[BEGIN Provided records]

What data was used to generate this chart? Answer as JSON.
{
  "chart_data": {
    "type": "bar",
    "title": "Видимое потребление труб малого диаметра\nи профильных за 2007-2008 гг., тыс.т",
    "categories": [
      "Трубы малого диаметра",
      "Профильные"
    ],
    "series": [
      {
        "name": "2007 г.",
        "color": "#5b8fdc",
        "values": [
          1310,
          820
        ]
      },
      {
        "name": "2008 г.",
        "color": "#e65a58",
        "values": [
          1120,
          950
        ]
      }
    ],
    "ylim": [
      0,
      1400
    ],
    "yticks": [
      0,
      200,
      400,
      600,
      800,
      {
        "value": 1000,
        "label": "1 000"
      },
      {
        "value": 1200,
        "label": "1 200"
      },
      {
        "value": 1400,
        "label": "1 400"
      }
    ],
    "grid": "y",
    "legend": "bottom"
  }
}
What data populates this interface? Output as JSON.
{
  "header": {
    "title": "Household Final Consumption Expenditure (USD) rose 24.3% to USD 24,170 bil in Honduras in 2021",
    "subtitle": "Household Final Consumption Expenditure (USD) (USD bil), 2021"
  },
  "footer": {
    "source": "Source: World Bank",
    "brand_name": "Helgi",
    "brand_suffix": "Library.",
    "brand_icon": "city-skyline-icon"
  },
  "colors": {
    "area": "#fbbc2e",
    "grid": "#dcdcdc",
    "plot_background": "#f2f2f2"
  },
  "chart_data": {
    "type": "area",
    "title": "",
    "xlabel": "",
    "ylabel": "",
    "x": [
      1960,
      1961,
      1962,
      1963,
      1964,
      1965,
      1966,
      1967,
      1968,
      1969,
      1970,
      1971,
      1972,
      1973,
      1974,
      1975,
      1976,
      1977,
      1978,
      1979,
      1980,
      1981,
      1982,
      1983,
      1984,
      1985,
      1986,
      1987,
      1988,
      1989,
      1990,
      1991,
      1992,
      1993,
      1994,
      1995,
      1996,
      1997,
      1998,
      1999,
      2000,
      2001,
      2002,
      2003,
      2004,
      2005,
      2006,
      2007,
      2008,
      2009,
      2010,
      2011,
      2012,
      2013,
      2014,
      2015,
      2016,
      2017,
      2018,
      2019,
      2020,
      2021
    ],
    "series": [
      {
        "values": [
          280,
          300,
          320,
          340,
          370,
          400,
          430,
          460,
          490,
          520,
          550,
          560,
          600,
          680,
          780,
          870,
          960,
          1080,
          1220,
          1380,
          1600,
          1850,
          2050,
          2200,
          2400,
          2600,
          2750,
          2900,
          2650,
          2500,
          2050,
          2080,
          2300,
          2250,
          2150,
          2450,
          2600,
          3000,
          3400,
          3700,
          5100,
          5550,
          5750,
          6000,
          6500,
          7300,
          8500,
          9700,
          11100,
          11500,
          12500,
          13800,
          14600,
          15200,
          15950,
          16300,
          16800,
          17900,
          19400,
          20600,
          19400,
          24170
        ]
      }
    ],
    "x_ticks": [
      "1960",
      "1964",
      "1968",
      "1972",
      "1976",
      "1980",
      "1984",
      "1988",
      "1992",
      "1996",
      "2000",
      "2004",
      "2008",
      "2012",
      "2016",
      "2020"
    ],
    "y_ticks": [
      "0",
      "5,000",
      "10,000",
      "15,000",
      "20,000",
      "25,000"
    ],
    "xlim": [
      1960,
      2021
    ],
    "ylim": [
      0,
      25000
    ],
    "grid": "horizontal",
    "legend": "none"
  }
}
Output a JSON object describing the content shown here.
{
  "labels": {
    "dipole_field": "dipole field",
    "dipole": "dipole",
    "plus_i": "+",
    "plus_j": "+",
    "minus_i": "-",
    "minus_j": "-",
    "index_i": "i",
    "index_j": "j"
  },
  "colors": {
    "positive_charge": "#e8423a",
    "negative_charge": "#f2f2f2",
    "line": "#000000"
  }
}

[END Provided records]

> _Exercise aim_: Make an exact copy of the material above.

> _The answer_:
What data was used to generate this chart? Answer as JSON.
{
  "chart_data": {
    "type": "bar",
    "title": "Видимое потребление труб малого диаметра\nи профильных за 2007-2008 гг., тыс.т",
    "categories": [
      "Трубы малого диаметра",
      "Профильные"
    ],
    "series": [
      {
        "name": "2007 г.",
        "color": "#5b8fdc",
        "values": [
          1310,
          820
        ]
      },
      {
        "name": "2008 г.",
        "color": "#e65a58",
        "values": [
          1120,
          950
        ]
      }
    ],
    "ylim": [
      0,
      1400
    ],
    "yticks": [
      0,
      200,
      400,
      600,
      800,
      {
        "value": 1000,
        "label": "1 000"
      },
      {
        "value": 1200,
        "label": "1 200"
      },
      {
        "value": 1400,
        "label": "1 400"
      }
    ],
    "grid": "y",
    "legend": "bottom"
  }
}
What data populates this interface? Output as JSON.
{
  "header": {
    "title": "Household Final Consumption Expenditure (USD) rose 24.3% to USD 24,170 bil in Honduras in 2021",
    "subtitle": "Household Final Consumption Expenditure (USD) (USD bil), 2021"
  },
  "footer": {
    "source": "Source: World Bank",
    "brand_name": "Helgi",
    "brand_suffix": "Library.",
    "brand_icon": "city-skyline-icon"
  },
  "colors": {
    "area": "#fbbc2e",
    "grid": "#dcdcdc",
    "plot_background": "#f2f2f2"
  },
  "chart_data": {
    "type": "area",
    "title": "",
    "xlabel": "",
    "ylabel": "",
    "x": [
      1960,
      1961,
      1962,
      1963,
      1964,
      1965,
      1966,
      1967,
      1968,
      1969,
      1970,
      1971,
      1972,
      1973,
      1974,
      1975,
      1976,
      1977,
      1978,
      1979,
      1980,
      1981,
      1982,
      1983,
      1984,
      1985,
      1986,
      1987,
      1988,
      1989,
      1990,
      1991,
      1992,
      1993,
      1994,
      1995,
      1996,
      1997,
      1998,
      1999,
      2000,
      2001,
      2002,
      2003,
      2004,
      2005,
      2006,
      2007,
      2008,
      2009,
      2010,
      2011,
      2012,
      2013,
      2014,
      2015,
      2016,
      2017,
      2018,
      2019,
      2020,
      2021
    ],
    "series": [
      {
        "values": [
          280,
          300,
          320,
          340,
          370,
          400,
          430,
          460,
          490,
          520,
          550,
          560,
          600,
          680,
          780,
          870,
          960,
          1080,
          1220,
          1380,
          1600,
          1850,
          2050,
          2200,
          2400,
          2600,
          2750,
          2900,
          2650,
          2500,
          2050,
          2080,
          2300,
          2250,
          2150,
          2450,
          2600,
          3000,
          3400,
          3700,
          5100,
          5550,
          5750,
          6000,
          6500,
          7300,
          8500,
          9700,
          11100,
          11500,
          12500,
          13800,
          14600,
          15200,
          15950,
          16300,
          16800,
          17900,
          19400,
          20600,
          19400,
          24170
        ]
      }
    ],
    "x_ticks": [
      "1960",
      "1964",
      "1968",
      "1972",
      "1976",
      "1980",
      "1984",
      "1988",
      "1992",
      "1996",
      "2000",
      "2004",
      "2008",
      "2012",
      "2016",
      "2020"
    ],
    "y_ticks": [
      "0",
      "5,000",
      "10,000",
      "15,000",
      "20,000",
      "25,000"
    ],
    "xlim": [
      1960,
      2021
    ],
    "ylim": [
      0,
      25000
    ],
    "grid": "horizontal",
    "legend": "none"
  }
}
Output a JSON object describing the content shown here.
{
  "labels": {
    "dipole_field": "dipole field",
    "dipole": "dipole",
    "plus_i": "+",
    "plus_j": "+",
    "minus_i": "-",
    "minus_j": "-",
    "index_i": "i",
    "index_j": "j"
  },
  "colors": {
    "positive_charge": "#e8423a",
    "negative_charge": "#f2f2f2",
    "line": "#000000"
  }
}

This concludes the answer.